Extracted records
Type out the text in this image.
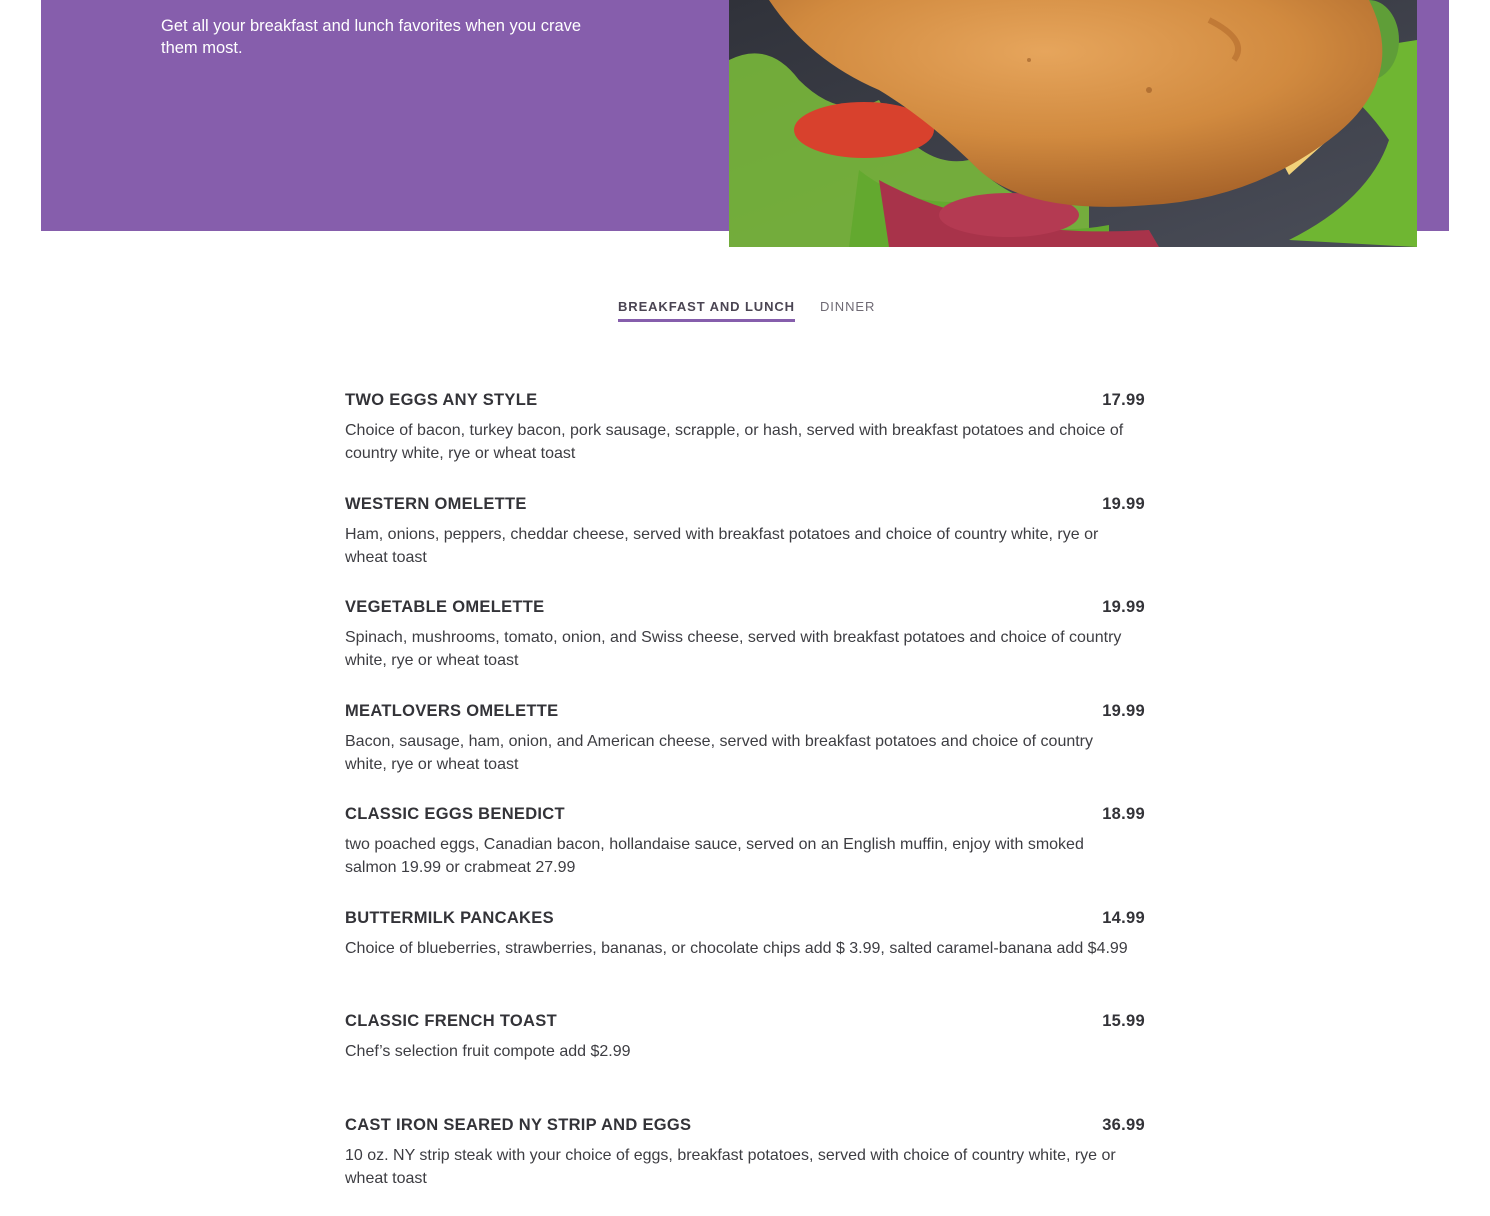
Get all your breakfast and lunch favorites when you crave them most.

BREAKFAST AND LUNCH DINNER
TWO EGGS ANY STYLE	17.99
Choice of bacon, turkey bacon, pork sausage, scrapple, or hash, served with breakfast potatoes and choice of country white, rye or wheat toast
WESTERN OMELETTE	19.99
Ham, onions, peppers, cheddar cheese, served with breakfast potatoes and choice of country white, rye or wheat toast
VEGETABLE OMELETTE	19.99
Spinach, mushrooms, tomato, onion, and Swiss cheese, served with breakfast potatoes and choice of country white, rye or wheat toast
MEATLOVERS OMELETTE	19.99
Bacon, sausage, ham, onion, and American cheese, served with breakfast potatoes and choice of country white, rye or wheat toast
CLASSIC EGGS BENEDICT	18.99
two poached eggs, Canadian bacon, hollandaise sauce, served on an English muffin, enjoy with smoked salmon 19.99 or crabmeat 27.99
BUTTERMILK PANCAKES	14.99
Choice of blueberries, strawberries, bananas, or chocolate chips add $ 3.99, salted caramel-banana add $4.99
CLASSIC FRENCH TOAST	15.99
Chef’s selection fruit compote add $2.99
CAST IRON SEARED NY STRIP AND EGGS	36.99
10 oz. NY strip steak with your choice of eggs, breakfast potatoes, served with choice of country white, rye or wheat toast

• **Exercise requirements**:
For each line of the listing that holds the word "CLASSIC", show that line.

• **Exercise response**:
CLASSIC EGGS BENEDICT	18.99
CLASSIC FRENCH TOAST	15.99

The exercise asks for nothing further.